— Begin —

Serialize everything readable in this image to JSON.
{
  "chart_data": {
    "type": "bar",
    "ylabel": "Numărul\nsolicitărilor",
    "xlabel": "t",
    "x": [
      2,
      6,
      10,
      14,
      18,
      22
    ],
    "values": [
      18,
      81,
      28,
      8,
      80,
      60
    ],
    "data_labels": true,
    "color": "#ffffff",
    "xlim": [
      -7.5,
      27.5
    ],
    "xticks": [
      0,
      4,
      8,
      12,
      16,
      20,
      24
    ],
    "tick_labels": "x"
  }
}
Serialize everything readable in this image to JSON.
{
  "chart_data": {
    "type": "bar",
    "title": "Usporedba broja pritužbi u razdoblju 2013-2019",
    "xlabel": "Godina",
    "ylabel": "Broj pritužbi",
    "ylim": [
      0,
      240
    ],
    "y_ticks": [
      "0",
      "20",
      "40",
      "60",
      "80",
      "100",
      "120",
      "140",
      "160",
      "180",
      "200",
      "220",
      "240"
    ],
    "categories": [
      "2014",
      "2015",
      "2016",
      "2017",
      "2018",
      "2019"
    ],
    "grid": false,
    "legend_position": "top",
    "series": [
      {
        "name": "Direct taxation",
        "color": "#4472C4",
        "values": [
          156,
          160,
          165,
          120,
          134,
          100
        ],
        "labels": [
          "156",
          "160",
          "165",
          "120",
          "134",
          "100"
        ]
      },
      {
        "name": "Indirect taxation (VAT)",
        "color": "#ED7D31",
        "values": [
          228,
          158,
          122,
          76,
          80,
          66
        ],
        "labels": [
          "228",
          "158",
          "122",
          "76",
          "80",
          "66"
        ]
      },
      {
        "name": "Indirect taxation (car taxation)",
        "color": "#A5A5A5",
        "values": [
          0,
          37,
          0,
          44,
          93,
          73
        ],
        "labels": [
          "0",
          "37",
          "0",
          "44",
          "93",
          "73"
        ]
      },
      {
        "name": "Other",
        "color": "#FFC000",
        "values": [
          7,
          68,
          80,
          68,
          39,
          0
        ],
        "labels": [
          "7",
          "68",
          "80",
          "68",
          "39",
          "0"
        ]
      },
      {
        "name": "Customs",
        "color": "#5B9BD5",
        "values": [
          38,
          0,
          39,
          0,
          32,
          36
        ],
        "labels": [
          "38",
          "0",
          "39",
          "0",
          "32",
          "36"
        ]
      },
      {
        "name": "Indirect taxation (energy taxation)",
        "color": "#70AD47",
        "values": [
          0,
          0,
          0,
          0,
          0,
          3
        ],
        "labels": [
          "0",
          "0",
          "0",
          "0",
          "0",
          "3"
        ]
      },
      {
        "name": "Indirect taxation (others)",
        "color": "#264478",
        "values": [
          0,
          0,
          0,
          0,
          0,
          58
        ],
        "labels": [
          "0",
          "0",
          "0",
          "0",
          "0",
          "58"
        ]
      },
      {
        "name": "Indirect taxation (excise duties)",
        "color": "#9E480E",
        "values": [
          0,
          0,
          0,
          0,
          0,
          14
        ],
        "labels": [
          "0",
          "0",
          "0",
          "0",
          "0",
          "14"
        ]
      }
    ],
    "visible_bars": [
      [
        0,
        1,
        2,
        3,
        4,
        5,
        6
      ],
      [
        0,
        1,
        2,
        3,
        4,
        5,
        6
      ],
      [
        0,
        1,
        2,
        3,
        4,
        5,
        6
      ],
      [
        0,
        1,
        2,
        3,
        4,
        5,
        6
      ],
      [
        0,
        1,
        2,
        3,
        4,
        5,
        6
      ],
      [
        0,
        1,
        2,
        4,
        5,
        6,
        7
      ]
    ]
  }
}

— End —

# [What is needed]
Exactly as written, please output every entry.

# [Correct response]
Serialize everything readable in this image to JSON.
{
  "chart_data": {
    "type": "bar",
    "ylabel": "Numărul\nsolicitărilor",
    "xlabel": "t",
    "x": [
      2,
      6,
      10,
      14,
      18,
      22
    ],
    "values": [
      18,
      81,
      28,
      8,
      80,
      60
    ],
    "data_labels": true,
    "color": "#ffffff",
    "xlim": [
      -7.5,
      27.5
    ],
    "xticks": [
      0,
      4,
      8,
      12,
      16,
      20,
      24
    ],
    "tick_labels": "x"
  }
}
Serialize everything readable in this image to JSON.
{
  "chart_data": {
    "type": "bar",
    "title": "Usporedba broja pritužbi u razdoblju 2013-2019",
    "xlabel": "Godina",
    "ylabel": "Broj pritužbi",
    "ylim": [
      0,
      240
    ],
    "y_ticks": [
      "0",
      "20",
      "40",
      "60",
      "80",
      "100",
      "120",
      "140",
      "160",
      "180",
      "200",
      "220",
      "240"
    ],
    "categories": [
      "2014",
      "2015",
      "2016",
      "2017",
      "2018",
      "2019"
    ],
    "grid": false,
    "legend_position": "top",
    "series": [
      {
        "name": "Direct taxation",
        "color": "#4472C4",
        "values": [
          156,
          160,
          165,
          120,
          134,
          100
        ],
        "labels": [
          "156",
          "160",
          "165",
          "120",
          "134",
          "100"
        ]
      },
      {
        "name": "Indirect taxation (VAT)",
        "color": "#ED7D31",
        "values": [
          228,
          158,
          122,
          76,
          80,
          66
        ],
        "labels": [
          "228",
          "158",
          "122",
          "76",
          "80",
          "66"
        ]
      },
      {
        "name": "Indirect taxation (car taxation)",
        "color": "#A5A5A5",
        "values": [
          0,
          37,
          0,
          44,
          93,
          73
        ],
        "labels": [
          "0",
          "37",
          "0",
          "44",
          "93",
          "73"
        ]
      },
      {
        "name": "Other",
        "color": "#FFC000",
        "values": [
          7,
          68,
          80,
          68,
          39,
          0
        ],
        "labels": [
          "7",
          "68",
          "80",
          "68",
          "39",
          "0"
        ]
      },
      {
        "name": "Customs",
        "color": "#5B9BD5",
        "values": [
          38,
          0,
          39,
          0,
          32,
          36
        ],
        "labels": [
          "38",
          "0",
          "39",
          "0",
          "32",
          "36"
        ]
      },
      {
        "name": "Indirect taxation (energy taxation)",
        "color": "#70AD47",
        "values": [
          0,
          0,
          0,
          0,
          0,
          3
        ],
        "labels": [
          "0",
          "0",
          "0",
          "0",
          "0",
          "3"
        ]
      },
      {
        "name": "Indirect taxation (others)",
        "color": "#264478",
        "values": [
          0,
          0,
          0,
          0,
          0,
          58
        ],
        "labels": [
          "0",
          "0",
          "0",
          "0",
          "0",
          "58"
        ]
      },
      {
        "name": "Indirect taxation (excise duties)",
        "color": "#9E480E",
        "values": [
          0,
          0,
          0,
          0,
          0,
          14
        ],
        "labels": [
          "0",
          "0",
          "0",
          "0",
          "0",
          "14"
        ]
      }
    ],
    "visible_bars": [
      [
        0,
        1,
        2,
        3,
        4,
        5,
        6
      ],
      [
        0,
        1,
        2,
        3,
        4,
        5,
        6
      ],
      [
        0,
        1,
        2,
        3,
        4,
        5,
        6
      ],
      [
        0,
        1,
        2,
        3,
        4,
        5,
        6
      ],
      [
        0,
        1,
        2,
        3,
        4,
        5,
        6
      ],
      [
        0,
        1,
        2,
        4,
        5,
        6,
        7
      ]
    ]
  }
}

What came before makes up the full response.